::: Records shown
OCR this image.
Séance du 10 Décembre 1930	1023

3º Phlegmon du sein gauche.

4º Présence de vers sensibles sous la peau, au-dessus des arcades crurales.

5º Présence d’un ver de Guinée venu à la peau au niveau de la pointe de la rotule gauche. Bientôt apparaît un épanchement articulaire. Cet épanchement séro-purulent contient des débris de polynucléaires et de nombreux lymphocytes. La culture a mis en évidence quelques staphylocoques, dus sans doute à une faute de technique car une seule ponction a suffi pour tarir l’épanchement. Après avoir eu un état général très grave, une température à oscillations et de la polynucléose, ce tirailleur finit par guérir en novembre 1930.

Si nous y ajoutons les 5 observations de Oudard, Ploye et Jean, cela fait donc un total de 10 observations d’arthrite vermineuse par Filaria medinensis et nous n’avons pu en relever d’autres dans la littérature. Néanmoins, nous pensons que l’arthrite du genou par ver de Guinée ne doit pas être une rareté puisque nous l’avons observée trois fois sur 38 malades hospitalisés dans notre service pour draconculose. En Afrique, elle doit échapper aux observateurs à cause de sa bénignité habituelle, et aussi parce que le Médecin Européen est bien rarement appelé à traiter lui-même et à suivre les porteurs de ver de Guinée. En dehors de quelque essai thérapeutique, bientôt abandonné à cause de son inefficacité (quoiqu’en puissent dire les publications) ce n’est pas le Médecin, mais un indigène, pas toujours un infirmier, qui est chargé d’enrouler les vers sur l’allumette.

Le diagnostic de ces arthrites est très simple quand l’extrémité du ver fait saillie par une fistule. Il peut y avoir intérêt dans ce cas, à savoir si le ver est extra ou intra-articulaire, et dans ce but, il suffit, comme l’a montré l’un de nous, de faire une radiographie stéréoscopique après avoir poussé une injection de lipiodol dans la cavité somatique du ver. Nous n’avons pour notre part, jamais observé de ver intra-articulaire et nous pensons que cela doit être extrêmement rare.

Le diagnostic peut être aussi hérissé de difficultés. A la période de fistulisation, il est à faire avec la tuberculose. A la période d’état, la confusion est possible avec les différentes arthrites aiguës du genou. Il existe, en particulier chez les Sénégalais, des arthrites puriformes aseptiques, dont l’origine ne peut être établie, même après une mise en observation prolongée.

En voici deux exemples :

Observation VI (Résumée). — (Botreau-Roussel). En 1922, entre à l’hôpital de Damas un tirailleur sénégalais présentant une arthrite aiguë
::::::
[Written exercise] Copy the data above in full, character for character.

[Expected answer]
OCR this image.
Séance du 10 Décembre 1930	1023

3º Phlegmon du sein gauche.

4º Présence de vers sensibles sous la peau, au-dessus des arcades crurales.

5º Présence d’un ver de Guinée venu à la peau au niveau de la pointe de la rotule gauche. Bientôt apparaît un épanchement articulaire. Cet épanchement séro-purulent contient des débris de polynucléaires et de nombreux lymphocytes. La culture a mis en évidence quelques staphylocoques, dus sans doute à une faute de technique car une seule ponction a suffi pour tarir l’épanchement. Après avoir eu un état général très grave, une température à oscillations et de la polynucléose, ce tirailleur finit par guérir en novembre 1930.

Si nous y ajoutons les 5 observations de Oudard, Ploye et Jean, cela fait donc un total de 10 observations d’arthrite vermineuse par Filaria medinensis et nous n’avons pu en relever d’autres dans la littérature. Néanmoins, nous pensons que l’arthrite du genou par ver de Guinée ne doit pas être une rareté puisque nous l’avons observée trois fois sur 38 malades hospitalisés dans notre service pour draconculose. En Afrique, elle doit échapper aux observateurs à cause de sa bénignité habituelle, et aussi parce que le Médecin Européen est bien rarement appelé à traiter lui-même et à suivre les porteurs de ver de Guinée. En dehors de quelque essai thérapeutique, bientôt abandonné à cause de son inefficacité (quoiqu’en puissent dire les publications) ce n’est pas le Médecin, mais un indigène, pas toujours un infirmier, qui est chargé d’enrouler les vers sur l’allumette.

Le diagnostic de ces arthrites est très simple quand l’extrémité du ver fait saillie par une fistule. Il peut y avoir intérêt dans ce cas, à savoir si le ver est extra ou intra-articulaire, et dans ce but, il suffit, comme l’a montré l’un de nous, de faire une radiographie stéréoscopique après avoir poussé une injection de lipiodol dans la cavité somatique du ver. Nous n’avons pour notre part, jamais observé de ver intra-articulaire et nous pensons que cela doit être extrêmement rare.

Le diagnostic peut être aussi hérissé de difficultés. A la période de fistulisation, il est à faire avec la tuberculose. A la période d’état, la confusion est possible avec les différentes arthrites aiguës du genou. Il existe, en particulier chez les Sénégalais, des arthrites puriformes aseptiques, dont l’origine ne peut être établie, même après une mise en observation prolongée.

En voici deux exemples :

Observation VI (Résumée). — (Botreau-Roussel). En 1922, entre à l’hôpital de Damas un tirailleur sénégalais présentant une arthrite aiguë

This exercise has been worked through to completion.